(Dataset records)

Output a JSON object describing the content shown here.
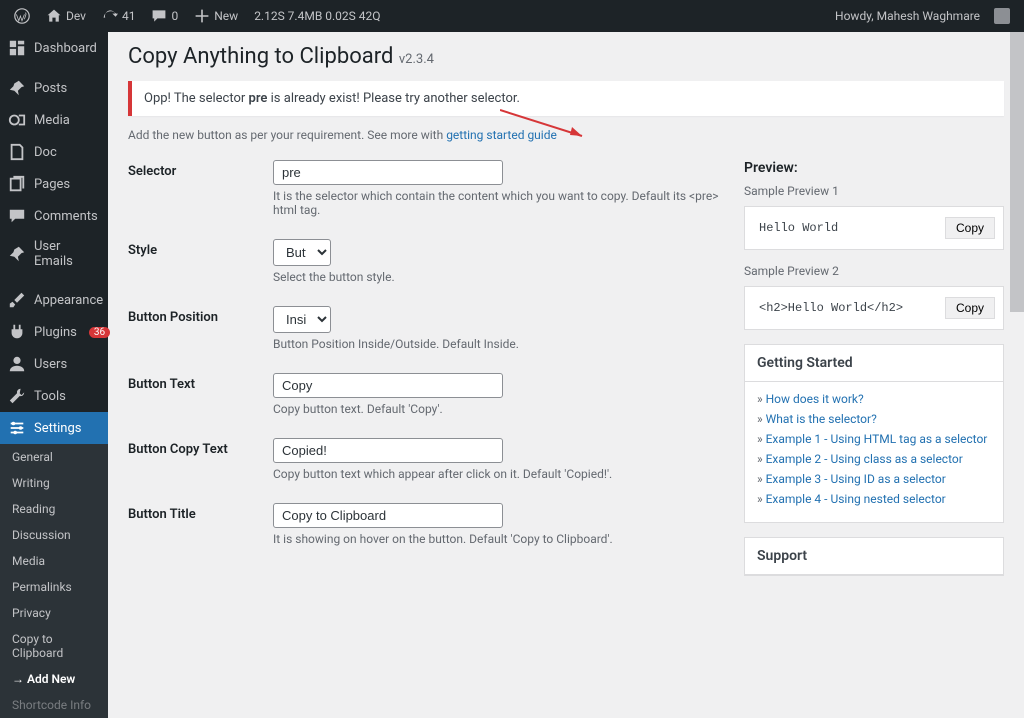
{
  "topbar": {
    "site": "Dev",
    "updates": "41",
    "comments": "0",
    "new": "New",
    "perf": "2.12S  7.4MB  0.02S  42Q",
    "howdy": "Howdy, Mahesh Waghmare"
  },
  "sidebar": {
    "items": [
      {
        "label": "Dashboard"
      },
      {
        "label": "Posts"
      },
      {
        "label": "Media"
      },
      {
        "label": "Doc"
      },
      {
        "label": "Pages"
      },
      {
        "label": "Comments"
      },
      {
        "label": "User Emails"
      },
      {
        "label": "Appearance"
      },
      {
        "label": "Plugins",
        "badge": "36"
      },
      {
        "label": "Users"
      },
      {
        "label": "Tools"
      },
      {
        "label": "Settings"
      }
    ],
    "submenu": [
      "General",
      "Writing",
      "Reading",
      "Discussion",
      "Media",
      "Permalinks",
      "Privacy",
      "Copy to Clipboard",
      "Add New",
      "Shortcode Info"
    ]
  },
  "page": {
    "title": "Copy Anything to Clipboard",
    "version": "v2.3.4",
    "notice_pre": "Opp! The selector ",
    "notice_bold": "pre",
    "notice_post": " is already exist! Please try another selector.",
    "helper_pre": "Add the new button as per your requirement. See more with ",
    "helper_link": "getting started guide"
  },
  "form": {
    "selector": {
      "label": "Selector",
      "value": "pre",
      "desc": "It is the selector which contain the content which you want to copy. Default its <pre> html tag."
    },
    "style": {
      "label": "Style",
      "value": "Button",
      "desc": "Select the button style."
    },
    "position": {
      "label": "Button Position",
      "value": "Inside",
      "desc": "Button Position Inside/Outside. Default Inside."
    },
    "text": {
      "label": "Button Text",
      "value": "Copy",
      "desc": "Copy button text. Default 'Copy'."
    },
    "copytext": {
      "label": "Button Copy Text",
      "value": "Copied!",
      "desc": "Copy button text which appear after click on it. Default 'Copied!'."
    },
    "title": {
      "label": "Button Title",
      "value": "Copy to Clipboard",
      "desc": "It is showing on hover on the button. Default 'Copy to Clipboard'."
    }
  },
  "preview": {
    "head": "Preview:",
    "s1_label": "Sample Preview 1",
    "s1_content": "Hello World",
    "s2_label": "Sample Preview 2",
    "s2_content": "<h2>Hello World</h2>",
    "copy": "Copy"
  },
  "gs": {
    "head": "Getting Started",
    "links": [
      "How does it work?",
      "What is the selector?",
      "Example 1 - Using HTML tag as a selector",
      "Example 2 - Using class as a selector",
      "Example 3 - Using ID as a selector",
      "Example 4 - Using nested selector"
    ]
  },
  "support": {
    "head": "Support"
  }
}
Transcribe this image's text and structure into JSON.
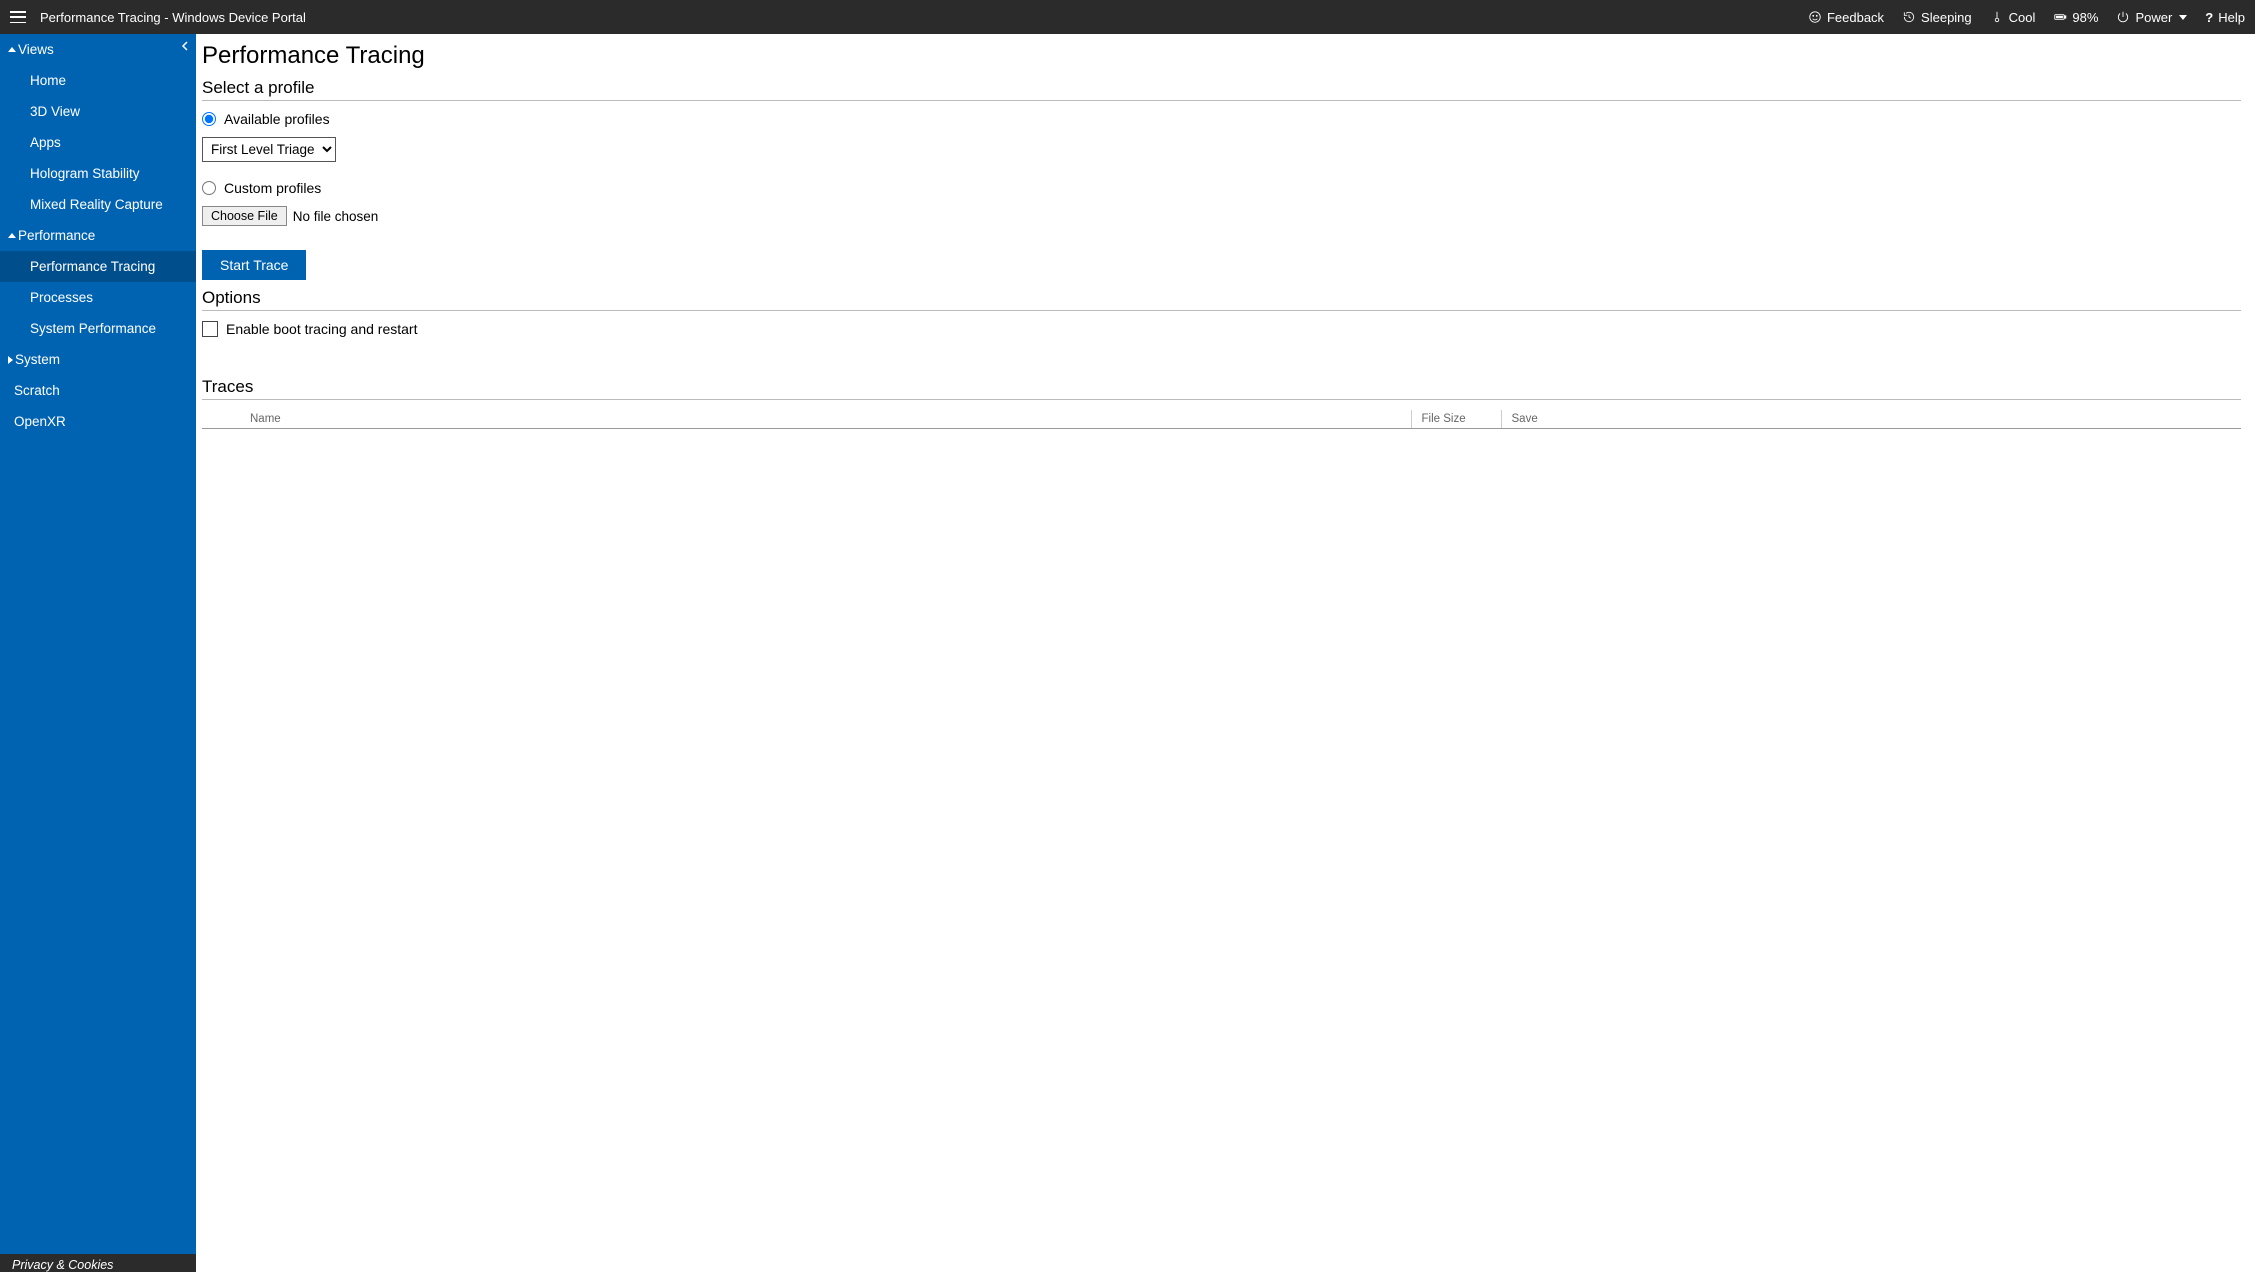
{
  "topbar": {
    "title": "Performance Tracing - Windows Device Portal",
    "feedback": "Feedback",
    "sleeping": "Sleeping",
    "cool": "Cool",
    "battery": "98%",
    "power": "Power",
    "help": "Help"
  },
  "sidebar": {
    "sections": [
      {
        "label": "Views",
        "expanded": true,
        "items": [
          "Home",
          "3D View",
          "Apps",
          "Hologram Stability",
          "Mixed Reality Capture"
        ]
      },
      {
        "label": "Performance",
        "expanded": true,
        "items": [
          "Performance Tracing",
          "Processes",
          "System Performance"
        ],
        "activeIndex": 0
      },
      {
        "label": "System",
        "expanded": false,
        "items": []
      }
    ],
    "toplevel": [
      "Scratch",
      "OpenXR"
    ],
    "footer": "Privacy & Cookies"
  },
  "main": {
    "title": "Performance Tracing",
    "section_profile": "Select a profile",
    "radio_available": "Available profiles",
    "profile_selected": "First Level Triage",
    "radio_custom": "Custom profiles",
    "choose_file_btn": "Choose File",
    "no_file": "No file chosen",
    "start_trace": "Start Trace",
    "section_options": "Options",
    "enable_boot": "Enable boot tracing and restart",
    "section_traces": "Traces",
    "table": {
      "col_name": "Name",
      "col_filesize": "File Size",
      "col_save": "Save"
    }
  }
}
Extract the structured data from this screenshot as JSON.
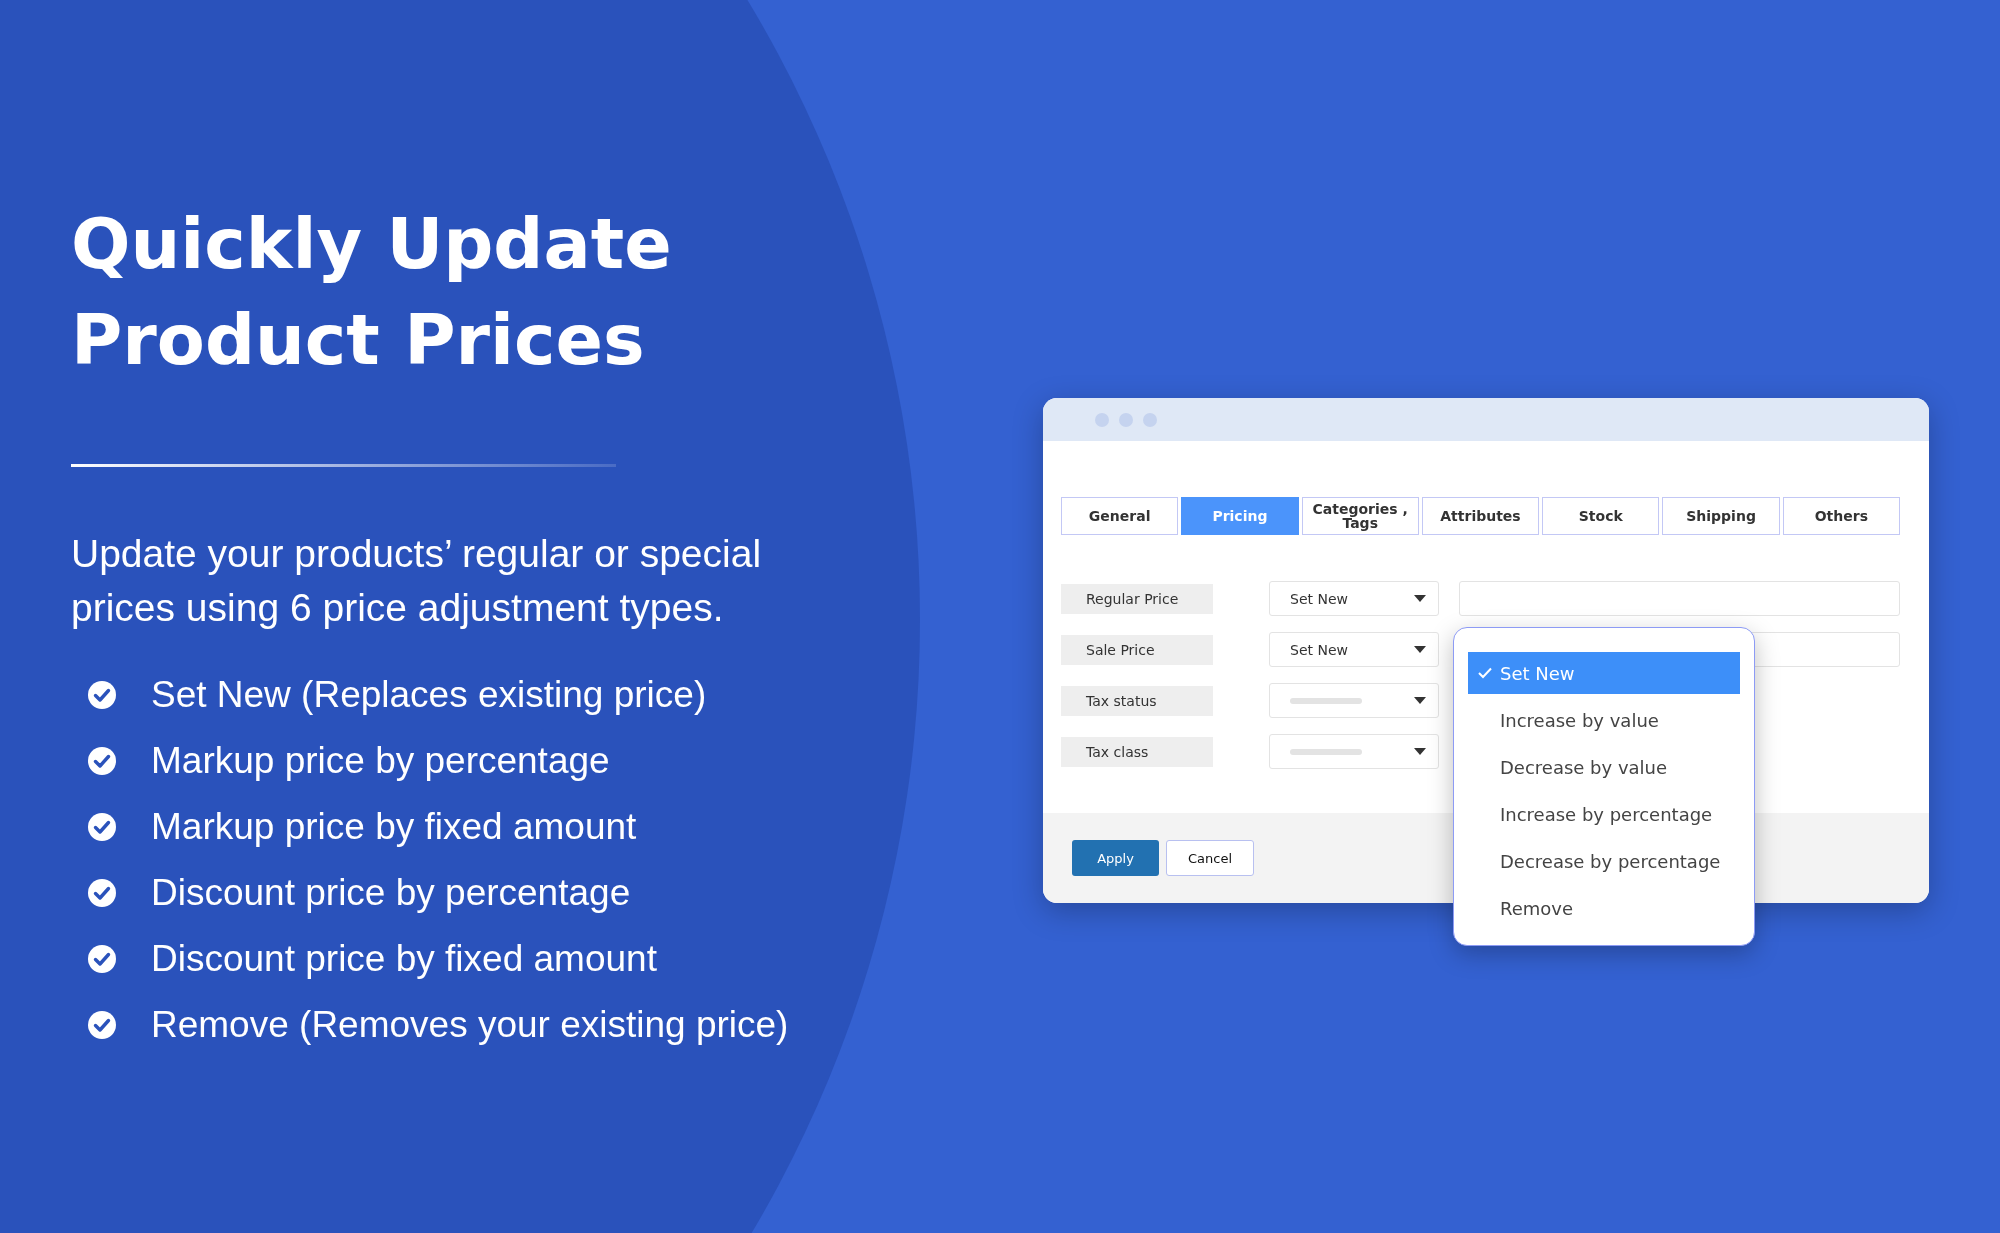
{
  "headline": "Quickly Update Product Prices",
  "intro": "Update your products’ regular or special prices using 6 price adjustment types.",
  "features": [
    "Set New (Replaces existing price)",
    "Markup price by percentage",
    "Markup price by fixed amount",
    "Discount price by percentage",
    "Discount price by fixed amount",
    "Remove (Removes your existing price)"
  ],
  "window": {
    "tabs": [
      {
        "label": "General",
        "selected": false
      },
      {
        "label": "Pricing",
        "selected": true
      },
      {
        "label": "Categories , Tags",
        "selected": false
      },
      {
        "label": "Attributes",
        "selected": false
      },
      {
        "label": "Stock",
        "selected": false
      },
      {
        "label": "Shipping",
        "selected": false
      },
      {
        "label": "Others",
        "selected": false
      }
    ],
    "fields": [
      {
        "label": "Regular Price",
        "select_value": "Set New",
        "input": true
      },
      {
        "label": "Sale Price",
        "select_value": "Set New",
        "input": true
      },
      {
        "label": "Tax status",
        "input": false
      },
      {
        "label": "Tax class",
        "input": false
      }
    ],
    "dropdown": [
      {
        "label": "Set New",
        "selected": true
      },
      {
        "label": "Increase by value",
        "selected": false
      },
      {
        "label": "Decrease by value",
        "selected": false
      },
      {
        "label": "Increase by percentage",
        "selected": false
      },
      {
        "label": "Decrease by percentage",
        "selected": false
      },
      {
        "label": "Remove",
        "selected": false
      }
    ],
    "buttons": [
      {
        "label": "Apply",
        "kind": "primary"
      },
      {
        "label": "Cancel",
        "kind": "secondary"
      }
    ]
  }
}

■ **INSTRUCTIONS FOR THE TASK**: Leave out all pictures, then copy the remaining material exactly.

■ **FULL SOLUTION**:
Output a JSON object describing the content shown here.
{
  "topbar": {
    "site": "Dev",
    "updates": "41",
    "comments": "0",
    "new": "New",
    "perf": "2.12S  7.4MB  0.02S  42Q",
    "howdy": "Howdy, Mahesh Waghmare"
  },
  "sidebar": {
    "items": [
      {
        "label": "Dashboard"
      },
      {
        "label": "Posts"
      },
      {
        "label": "Media"
      },
      {
        "label": "Doc"
      },
      {
        "label": "Pages"
      },
      {
        "label": "Comments"
      },
      {
        "label": "User Emails"
      },
      {
        "label": "Appearance"
      },
      {
        "label": "Plugins",
        "badge": "36"
      },
      {
        "label": "Users"
      },
      {
        "label": "Tools"
      },
      {
        "label": "Settings"
      }
    ],
    "submenu": [
      "General",
      "Writing",
      "Reading",
      "Discussion",
      "Media",
      "Permalinks",
      "Privacy",
      "Copy to Clipboard",
      "Add New",
      "Shortcode Info"
    ]
  },
  "page": {
    "title": "Copy Anything to Clipboard",
    "version": "v2.3.4",
    "notice_pre": "Opp! The selector ",
    "notice_bold": "pre",
    "notice_post": " is already exist! Please try another selector.",
    "helper_pre": "Add the new button as per your requirement. See more with ",
    "helper_link": "getting started guide"
  },
  "form": {
    "selector": {
      "label": "Selector",
      "value": "pre",
      "desc": "It is the selector which contain the content which you want to copy. Default its <pre> html tag."
    },
    "style": {
      "label": "Style",
      "value": "Button",
      "desc": "Select the button style."
    },
    "position": {
      "label": "Button Position",
      "value": "Inside",
      "desc": "Button Position Inside/Outside. Default Inside."
    },
    "text": {
      "label": "Button Text",
      "value": "Copy",
      "desc": "Copy button text. Default 'Copy'."
    },
    "copytext": {
      "label": "Button Copy Text",
      "value": "Copied!",
      "desc": "Copy button text which appear after click on it. Default 'Copied!'."
    },
    "title": {
      "label": "Button Title",
      "value": "Copy to Clipboard",
      "desc": "It is showing on hover on the button. Default 'Copy to Clipboard'."
    }
  },
  "preview": {
    "head": "Preview:",
    "s1_label": "Sample Preview 1",
    "s1_content": "Hello World",
    "s2_label": "Sample Preview 2",
    "s2_content": "<h2>Hello World</h2>",
    "copy": "Copy"
  },
  "gs": {
    "head": "Getting Started",
    "links": [
      "How does it work?",
      "What is the selector?",
      "Example 1 - Using HTML tag as a selector",
      "Example 2 - Using class as a selector",
      "Example 3 - Using ID as a selector",
      "Example 4 - Using nested selector"
    ]
  },
  "support": {
    "head": "Support"
  }
}
Transcribe this image's text and structure into JSON.
{
  "topbar": {
    "title": "Performance Tracing - Windows Device Portal",
    "feedback": "Feedback",
    "sleeping": "Sleeping",
    "cool": "Cool",
    "battery": "98%",
    "power": "Power",
    "help": "Help"
  },
  "sidebar": {
    "sections": [
      {
        "label": "Views",
        "expanded": true,
        "items": [
          "Home",
          "3D View",
          "Apps",
          "Hologram Stability",
          "Mixed Reality Capture"
        ]
      },
      {
        "label": "Performance",
        "expanded": true,
        "items": [
          "Performance Tracing",
          "Processes",
          "System Performance"
        ],
        "activeIndex": 0
      },
      {
        "label": "System",
        "expanded": false,
        "items": []
      }
    ],
    "toplevel": [
      "Scratch",
      "OpenXR"
    ],
    "footer": "Privacy & Cookies"
  },
  "main": {
    "title": "Performance Tracing",
    "section_profile": "Select a profile",
    "radio_available": "Available profiles",
    "profile_selected": "First Level Triage",
    "radio_custom": "Custom profiles",
    "choose_file_btn": "Choose File",
    "no_file": "No file chosen",
    "start_trace": "Start Trace",
    "section_options": "Options",
    "enable_boot": "Enable boot tracing and restart",
    "section_traces": "Traces",
    "table": {
      "col_name": "Name",
      "col_filesize": "File Size",
      "col_save": "Save"
    }
  }
}
Extract the structured data from this screenshot as JSON.
{
  "headline": "Quickly Update Product Prices",
  "intro": "Update your products’ regular or special prices using 6 price adjustment types.",
  "features": [
    "Set New (Replaces existing price)",
    "Markup price by percentage",
    "Markup price by fixed amount",
    "Discount price by percentage",
    "Discount price by fixed amount",
    "Remove (Removes your existing price)"
  ],
  "window": {
    "tabs": [
      {
        "label": "General",
        "selected": false
      },
      {
        "label": "Pricing",
        "selected": true
      },
      {
        "label": "Categories , Tags",
        "selected": false
      },
      {
        "label": "Attributes",
        "selected": false
      },
      {
        "label": "Stock",
        "selected": false
      },
      {
        "label": "Shipping",
        "selected": false
      },
      {
        "label": "Others",
        "selected": false
      }
    ],
    "fields": [
      {
        "label": "Regular Price",
        "select_value": "Set New",
        "input": true
      },
      {
        "label": "Sale Price",
        "select_value": "Set New",
        "input": true
      },
      {
        "label": "Tax status",
        "input": false
      },
      {
        "label": "Tax class",
        "input": false
      }
    ],
    "dropdown": [
      {
        "label": "Set New",
        "selected": true
      },
      {
        "label": "Increase by value",
        "selected": false
      },
      {
        "label": "Decrease by value",
        "selected": false
      },
      {
        "label": "Increase by percentage",
        "selected": false
      },
      {
        "label": "Decrease by percentage",
        "selected": false
      },
      {
        "label": "Remove",
        "selected": false
      }
    ],
    "buttons": [
      {
        "label": "Apply",
        "kind": "primary"
      },
      {
        "label": "Cancel",
        "kind": "secondary"
      }
    ]
  }
}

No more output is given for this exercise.